===== Data =====
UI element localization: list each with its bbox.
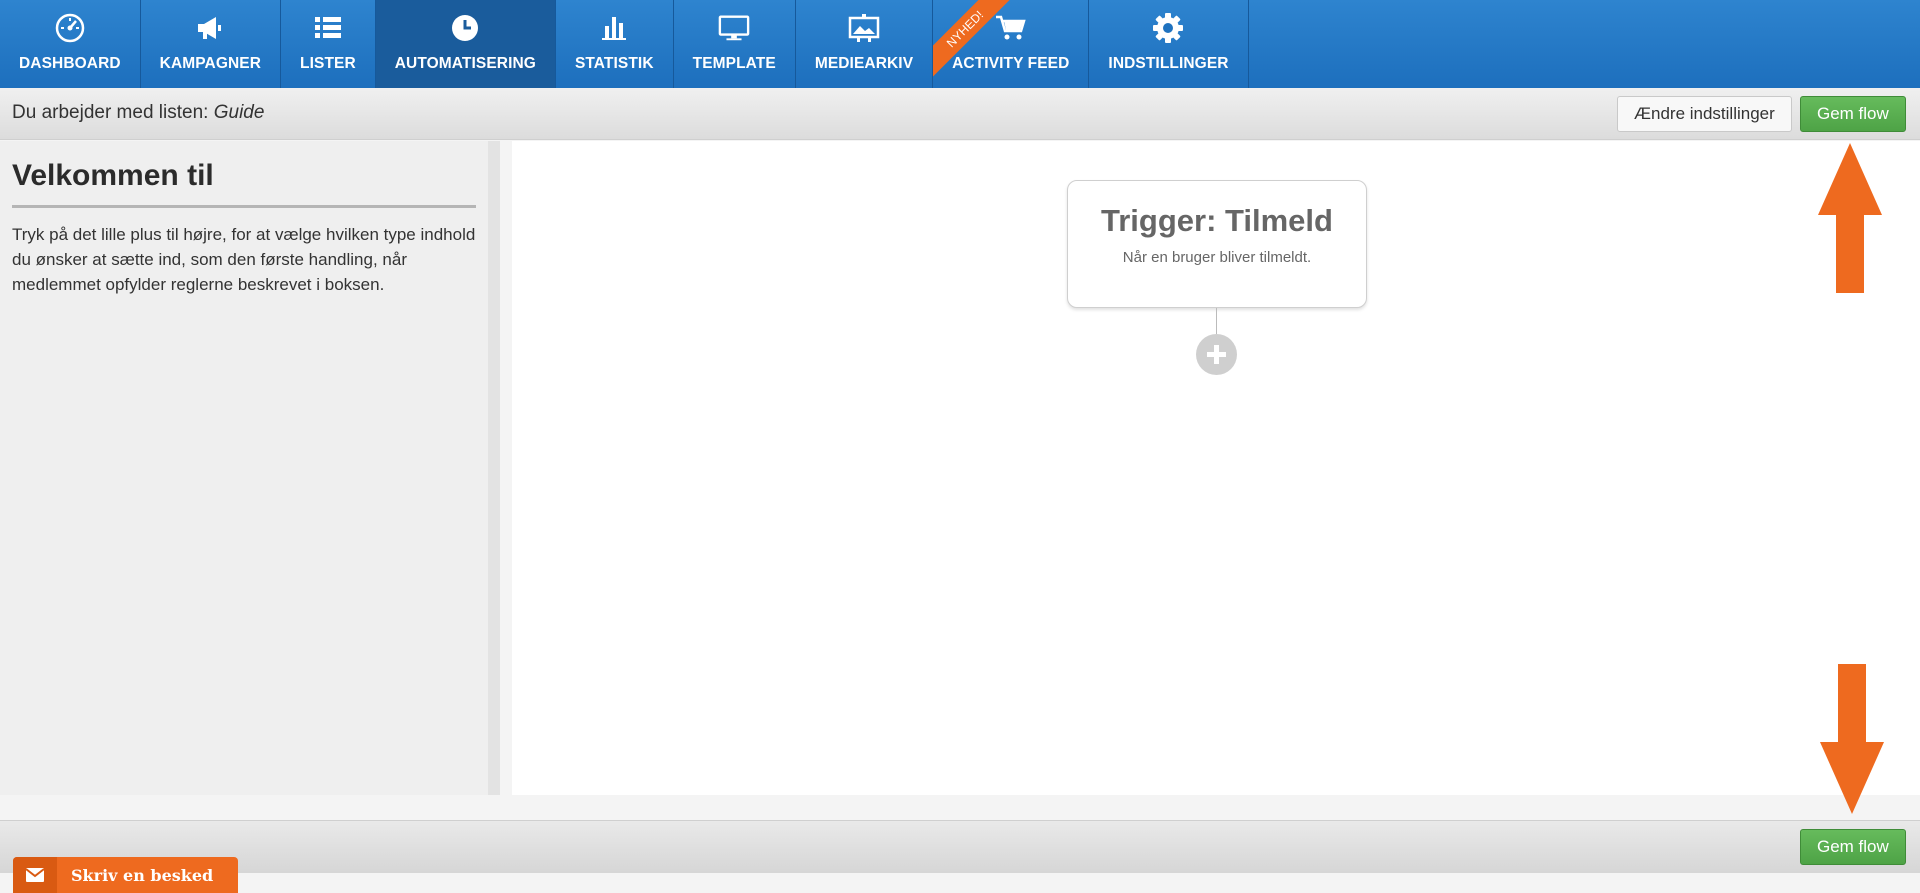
nav-item-activity-feed[interactable]: NYHED! ACTIVITY FEED — [933, 0, 1090, 88]
add-step-plus-icon[interactable] — [1196, 334, 1237, 375]
footer-toolbar: Gem flow — [0, 820, 1920, 873]
nav-label: TEMPLATE — [692, 55, 776, 72]
nav-item-mediearkiv[interactable]: MEDIEARKIV — [796, 0, 934, 88]
image-archive-icon — [848, 12, 880, 44]
list-name: Guide — [213, 102, 265, 123]
nav-item-dashboard[interactable]: DASHBOARD — [0, 0, 141, 88]
nav-label: LISTER — [300, 55, 356, 72]
nav-item-kampagner[interactable]: KAMPAGNER — [141, 0, 282, 88]
trigger-description: Når en bruger bliver tilmeldt. — [1122, 249, 1312, 266]
save-flow-button-bottom[interactable]: Gem flow — [1800, 829, 1906, 865]
sidebar-instructions: Tryk på det lille plus til højre, for at… — [12, 225, 476, 294]
nav-item-lister[interactable]: LISTER — [281, 0, 376, 88]
save-flow-button-top[interactable]: Gem flow — [1800, 96, 1906, 132]
nav-item-template[interactable]: TEMPLATE — [674, 0, 796, 88]
nav-label: ACTIVITY FEED — [952, 55, 1070, 72]
list-toolbar: Du arbejder med listen: Guide Ændre inds… — [0, 88, 1920, 140]
dashboard-gauge-icon — [54, 12, 86, 44]
change-settings-button[interactable]: Ændre indstillinger — [1617, 96, 1792, 132]
nav-item-statistik[interactable]: STATISTIK — [556, 0, 674, 88]
list-icon — [312, 12, 344, 44]
gear-icon — [1152, 12, 1184, 44]
top-navigation: DASHBOARD KAMPAGNER LISTER AUTOMATISERIN… — [0, 0, 1920, 88]
guide-sidebar: Velkommen til Tryk på det lille plus til… — [0, 141, 500, 795]
nav-label: DASHBOARD — [19, 55, 121, 72]
clock-icon — [449, 12, 481, 44]
nav-label: MEDIEARKIV — [814, 55, 914, 72]
nav-item-indstillinger[interactable]: INDSTILLINGER — [1089, 0, 1249, 88]
chat-label: Skriv en besked — [71, 866, 214, 885]
arrow-down-annotation-icon — [1820, 664, 1884, 814]
arrow-up-annotation-icon — [1818, 143, 1882, 293]
nav-label: STATISTIK — [574, 55, 654, 72]
flow-canvas: Trigger: Tilmeld Når en bruger bliver ti… — [512, 141, 1920, 795]
megaphone-icon — [194, 12, 226, 44]
nav-label: INDSTILLINGER — [1108, 55, 1229, 72]
monitor-icon — [718, 12, 750, 44]
sidebar-title: Velkommen til — [12, 159, 476, 208]
bar-chart-icon — [598, 12, 630, 44]
nav-label: AUTOMATISERING — [394, 55, 536, 72]
flow-connector — [1216, 308, 1217, 334]
current-list-indicator: Du arbejder med listen: Guide — [12, 102, 264, 124]
envelope-icon — [13, 857, 57, 893]
working-prefix: Du arbejder med listen: — [12, 102, 209, 123]
nav-label: KAMPAGNER — [159, 55, 262, 72]
cart-icon — [995, 12, 1027, 44]
nav-item-automatisering[interactable]: AUTOMATISERING — [375, 0, 556, 88]
chat-widget-tab[interactable]: Skriv en besked — [13, 857, 238, 893]
trigger-title: Trigger: Tilmeld — [1101, 203, 1333, 238]
trigger-node[interactable]: Trigger: Tilmeld Når en bruger bliver ti… — [1067, 180, 1367, 308]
=====
Exercise instructions ->
Reproduce all of the records above line for line, omitting the pictures.

The reply ->
UI element localization: list each with its bbox.
nav-item-activity-feed[interactable]: NYHED! ACTIVITY FEED — [933, 0, 1090, 88]
add-step-plus-icon[interactable] — [1196, 334, 1237, 375]
footer-toolbar: Gem flow — [0, 820, 1920, 873]
nav-label: TEMPLATE — [692, 55, 776, 72]
nav-item-mediearkiv[interactable]: MEDIEARKIV — [796, 0, 934, 88]
image-archive-icon — [848, 12, 880, 44]
list-name: Guide — [213, 102, 265, 123]
nav-item-dashboard[interactable]: DASHBOARD — [0, 0, 141, 88]
nav-label: LISTER — [300, 55, 356, 72]
nav-item-kampagner[interactable]: KAMPAGNER — [141, 0, 282, 88]
trigger-description: Når en bruger bliver tilmeldt. — [1122, 249, 1312, 266]
save-flow-button-bottom[interactable]: Gem flow — [1800, 829, 1906, 865]
sidebar-instructions: Tryk på det lille plus til højre, for at… — [12, 225, 476, 294]
nav-item-lister[interactable]: LISTER — [281, 0, 376, 88]
save-flow-button-top[interactable]: Gem flow — [1800, 96, 1906, 132]
nav-item-template[interactable]: TEMPLATE — [674, 0, 796, 88]
nav-label: ACTIVITY FEED — [952, 55, 1070, 72]
list-toolbar: Du arbejder med listen: Guide Ændre inds… — [0, 88, 1920, 140]
dashboard-gauge-icon — [54, 12, 86, 44]
change-settings-button[interactable]: Ændre indstillinger — [1617, 96, 1792, 132]
nav-item-statistik[interactable]: STATISTIK — [556, 0, 674, 88]
list-icon — [312, 12, 344, 44]
gear-icon — [1152, 12, 1184, 44]
top-navigation: DASHBOARD KAMPAGNER LISTER AUTOMATISERIN… — [0, 0, 1920, 88]
guide-sidebar: Velkommen til Tryk på det lille plus til… — [0, 141, 500, 795]
nav-label: DASHBOARD — [19, 55, 121, 72]
clock-icon — [449, 12, 481, 44]
nav-label: MEDIEARKIV — [814, 55, 914, 72]
nav-item-indstillinger[interactable]: INDSTILLINGER — [1089, 0, 1249, 88]
chat-label: Skriv en besked — [71, 866, 214, 885]
arrow-down-annotation-icon — [1820, 664, 1884, 814]
arrow-up-annotation-icon — [1818, 143, 1882, 293]
nav-label: STATISTIK — [574, 55, 654, 72]
flow-canvas: Trigger: Tilmeld Når en bruger bliver ti… — [512, 141, 1920, 795]
megaphone-icon — [194, 12, 226, 44]
nav-label: INDSTILLINGER — [1108, 55, 1229, 72]
monitor-icon — [718, 12, 750, 44]
sidebar-title: Velkommen til — [12, 159, 476, 208]
bar-chart-icon — [598, 12, 630, 44]
nav-label: AUTOMATISERING — [394, 55, 536, 72]
flow-connector — [1216, 308, 1217, 334]
current-list-indicator: Du arbejder med listen: Guide — [12, 102, 264, 124]
envelope-icon — [13, 857, 57, 893]
working-prefix: Du arbejder med listen: — [12, 102, 209, 123]
nav-label: KAMPAGNER — [159, 55, 262, 72]
cart-icon — [995, 12, 1027, 44]
nav-item-automatisering[interactable]: AUTOMATISERING — [375, 0, 556, 88]
chat-widget-tab[interactable]: Skriv en besked — [13, 857, 238, 893]
trigger-title: Trigger: Tilmeld — [1101, 203, 1333, 238]
trigger-node[interactable]: Trigger: Tilmeld Når en bruger bliver ti… — [1067, 180, 1367, 308]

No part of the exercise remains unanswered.